## [THE PROBLEM]
Copy each line that has the string "Martin" somewhere in it.

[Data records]
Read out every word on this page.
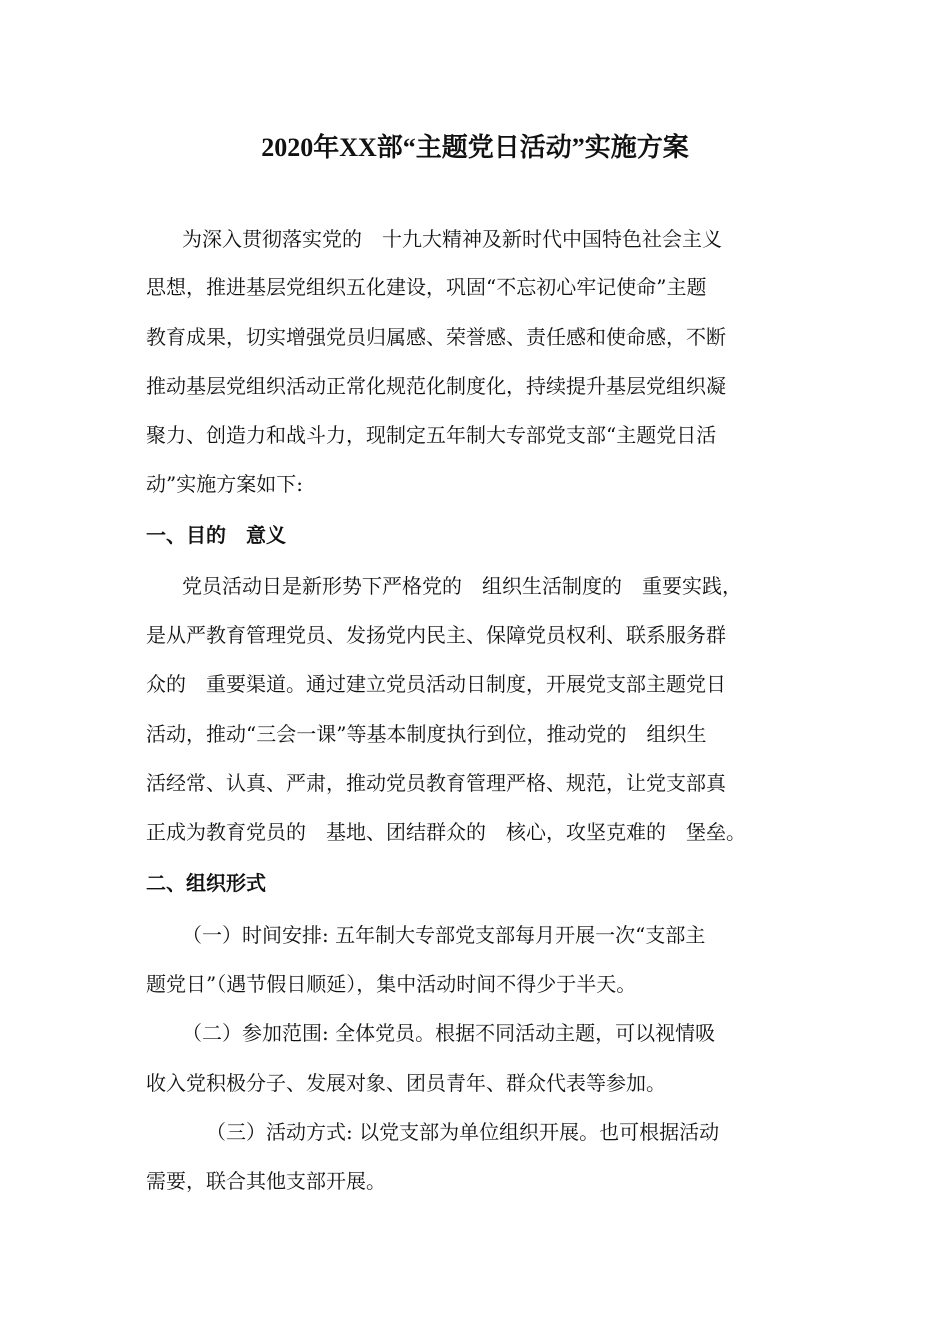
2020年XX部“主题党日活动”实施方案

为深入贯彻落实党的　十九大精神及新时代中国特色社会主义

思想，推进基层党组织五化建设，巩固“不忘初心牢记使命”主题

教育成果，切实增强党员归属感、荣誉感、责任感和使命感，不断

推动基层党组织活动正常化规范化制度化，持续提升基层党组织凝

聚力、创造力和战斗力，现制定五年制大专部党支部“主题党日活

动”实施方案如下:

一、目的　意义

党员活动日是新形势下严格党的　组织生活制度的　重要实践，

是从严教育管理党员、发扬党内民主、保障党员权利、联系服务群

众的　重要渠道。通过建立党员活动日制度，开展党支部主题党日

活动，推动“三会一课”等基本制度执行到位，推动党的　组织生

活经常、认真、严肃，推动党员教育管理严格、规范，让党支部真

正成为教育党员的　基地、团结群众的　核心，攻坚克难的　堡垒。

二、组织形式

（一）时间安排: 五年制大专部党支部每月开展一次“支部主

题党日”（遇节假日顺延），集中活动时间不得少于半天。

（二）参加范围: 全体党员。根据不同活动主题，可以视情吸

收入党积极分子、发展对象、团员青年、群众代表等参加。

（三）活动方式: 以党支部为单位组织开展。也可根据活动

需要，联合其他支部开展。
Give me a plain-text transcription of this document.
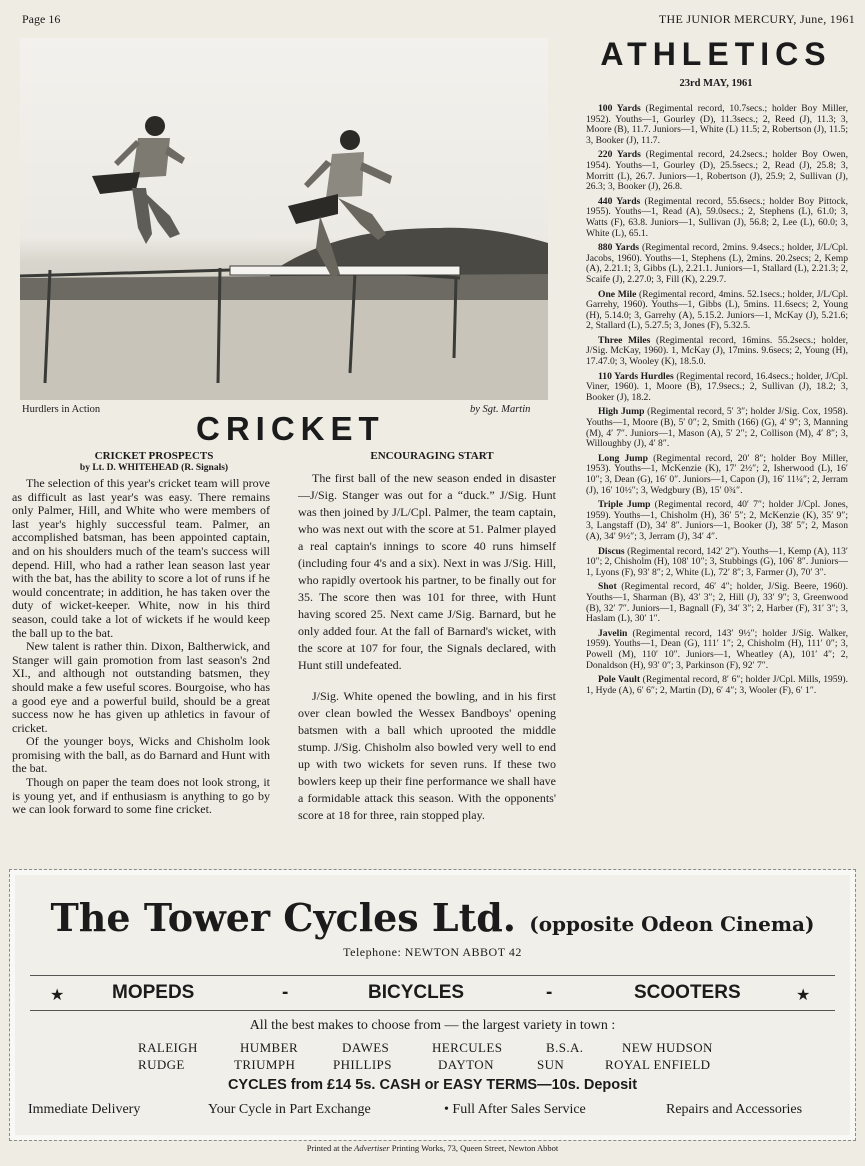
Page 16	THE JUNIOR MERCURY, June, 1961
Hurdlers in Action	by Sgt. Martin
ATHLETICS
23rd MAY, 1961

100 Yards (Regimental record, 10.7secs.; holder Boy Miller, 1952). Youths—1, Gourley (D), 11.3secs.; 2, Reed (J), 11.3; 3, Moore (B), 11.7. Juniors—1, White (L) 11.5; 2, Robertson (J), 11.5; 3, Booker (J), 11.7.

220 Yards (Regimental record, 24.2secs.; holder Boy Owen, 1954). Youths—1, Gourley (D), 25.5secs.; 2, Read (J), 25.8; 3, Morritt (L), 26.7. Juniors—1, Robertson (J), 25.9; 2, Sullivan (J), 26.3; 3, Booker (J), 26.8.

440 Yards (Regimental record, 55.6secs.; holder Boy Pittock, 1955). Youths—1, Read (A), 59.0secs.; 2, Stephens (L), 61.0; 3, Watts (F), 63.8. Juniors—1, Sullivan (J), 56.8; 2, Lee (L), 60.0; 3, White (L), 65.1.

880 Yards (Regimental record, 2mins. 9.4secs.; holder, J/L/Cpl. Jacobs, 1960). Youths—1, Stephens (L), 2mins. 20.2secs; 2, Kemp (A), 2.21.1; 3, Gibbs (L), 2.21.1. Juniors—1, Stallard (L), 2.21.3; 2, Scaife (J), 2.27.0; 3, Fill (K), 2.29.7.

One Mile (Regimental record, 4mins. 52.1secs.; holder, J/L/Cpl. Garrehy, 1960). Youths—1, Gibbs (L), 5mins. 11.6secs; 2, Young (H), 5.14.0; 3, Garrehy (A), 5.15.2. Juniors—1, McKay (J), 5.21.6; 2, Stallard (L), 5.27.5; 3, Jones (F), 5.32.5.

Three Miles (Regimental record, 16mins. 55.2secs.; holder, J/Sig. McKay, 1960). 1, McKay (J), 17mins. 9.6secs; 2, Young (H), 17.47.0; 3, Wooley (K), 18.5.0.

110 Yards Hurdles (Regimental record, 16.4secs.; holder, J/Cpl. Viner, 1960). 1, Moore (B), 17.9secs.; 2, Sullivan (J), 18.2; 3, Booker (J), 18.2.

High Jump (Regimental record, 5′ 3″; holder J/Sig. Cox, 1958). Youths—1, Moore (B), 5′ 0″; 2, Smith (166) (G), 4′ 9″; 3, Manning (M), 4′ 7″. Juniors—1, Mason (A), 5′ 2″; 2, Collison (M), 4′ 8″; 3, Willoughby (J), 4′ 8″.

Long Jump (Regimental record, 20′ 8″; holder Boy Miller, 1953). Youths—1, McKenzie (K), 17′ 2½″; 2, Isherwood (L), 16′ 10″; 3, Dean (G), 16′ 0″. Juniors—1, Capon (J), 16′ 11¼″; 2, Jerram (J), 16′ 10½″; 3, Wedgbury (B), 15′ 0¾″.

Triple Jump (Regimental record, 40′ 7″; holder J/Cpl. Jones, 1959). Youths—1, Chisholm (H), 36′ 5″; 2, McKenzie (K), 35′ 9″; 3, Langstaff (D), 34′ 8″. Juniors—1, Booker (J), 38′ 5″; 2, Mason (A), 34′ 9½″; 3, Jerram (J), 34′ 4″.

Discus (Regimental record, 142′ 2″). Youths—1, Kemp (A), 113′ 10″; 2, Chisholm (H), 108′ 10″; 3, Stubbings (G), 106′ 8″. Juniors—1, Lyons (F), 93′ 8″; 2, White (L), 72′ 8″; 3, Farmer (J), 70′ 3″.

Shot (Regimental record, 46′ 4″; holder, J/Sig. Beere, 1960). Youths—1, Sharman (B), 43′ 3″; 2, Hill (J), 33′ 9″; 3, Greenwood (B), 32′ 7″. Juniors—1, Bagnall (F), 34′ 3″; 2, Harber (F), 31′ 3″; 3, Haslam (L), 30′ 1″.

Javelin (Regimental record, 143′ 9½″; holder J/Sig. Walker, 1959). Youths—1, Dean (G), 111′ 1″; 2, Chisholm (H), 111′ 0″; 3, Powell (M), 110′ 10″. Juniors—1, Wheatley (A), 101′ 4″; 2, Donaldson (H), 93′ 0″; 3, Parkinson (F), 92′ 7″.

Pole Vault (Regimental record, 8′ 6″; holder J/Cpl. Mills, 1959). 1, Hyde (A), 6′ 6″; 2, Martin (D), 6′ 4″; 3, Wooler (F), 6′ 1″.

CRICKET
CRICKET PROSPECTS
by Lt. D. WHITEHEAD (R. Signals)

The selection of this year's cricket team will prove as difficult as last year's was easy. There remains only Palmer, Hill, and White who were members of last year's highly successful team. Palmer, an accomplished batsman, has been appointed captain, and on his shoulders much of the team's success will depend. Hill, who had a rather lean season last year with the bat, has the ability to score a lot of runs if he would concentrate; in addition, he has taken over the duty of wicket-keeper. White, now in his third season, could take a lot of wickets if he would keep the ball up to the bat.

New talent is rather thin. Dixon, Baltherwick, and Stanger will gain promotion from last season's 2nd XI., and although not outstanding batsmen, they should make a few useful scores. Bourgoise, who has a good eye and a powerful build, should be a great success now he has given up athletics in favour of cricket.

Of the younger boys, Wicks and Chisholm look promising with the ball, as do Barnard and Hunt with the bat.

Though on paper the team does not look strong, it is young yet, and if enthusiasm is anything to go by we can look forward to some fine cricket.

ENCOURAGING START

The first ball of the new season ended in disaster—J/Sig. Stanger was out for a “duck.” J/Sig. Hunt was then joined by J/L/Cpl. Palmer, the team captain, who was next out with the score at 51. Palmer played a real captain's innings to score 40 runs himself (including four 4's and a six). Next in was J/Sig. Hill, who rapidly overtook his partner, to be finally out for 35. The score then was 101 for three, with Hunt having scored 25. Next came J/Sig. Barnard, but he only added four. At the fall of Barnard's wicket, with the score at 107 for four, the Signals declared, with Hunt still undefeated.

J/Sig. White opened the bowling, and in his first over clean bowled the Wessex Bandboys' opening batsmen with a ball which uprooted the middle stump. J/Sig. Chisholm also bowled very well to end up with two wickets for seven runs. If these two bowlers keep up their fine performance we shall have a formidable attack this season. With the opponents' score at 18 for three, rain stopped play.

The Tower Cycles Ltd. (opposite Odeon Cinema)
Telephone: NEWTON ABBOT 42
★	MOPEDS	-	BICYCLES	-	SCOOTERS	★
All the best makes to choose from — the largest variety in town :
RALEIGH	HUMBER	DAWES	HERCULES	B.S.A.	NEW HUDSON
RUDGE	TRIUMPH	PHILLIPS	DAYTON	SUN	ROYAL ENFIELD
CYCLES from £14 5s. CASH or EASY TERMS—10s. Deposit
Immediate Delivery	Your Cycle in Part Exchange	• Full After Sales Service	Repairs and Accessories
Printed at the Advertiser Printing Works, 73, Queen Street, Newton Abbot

## [EXPECTED ANSWER]
Hurdlers in Action	by Sgt. Martin
Pole Vault (Regimental record, 8′ 6″; holder J/Cpl. Mills, 1959). 1, Hyde (A), 6′ 6″; 2, Martin (D), 6′ 4″; 3, Wooler (F), 6′ 1″.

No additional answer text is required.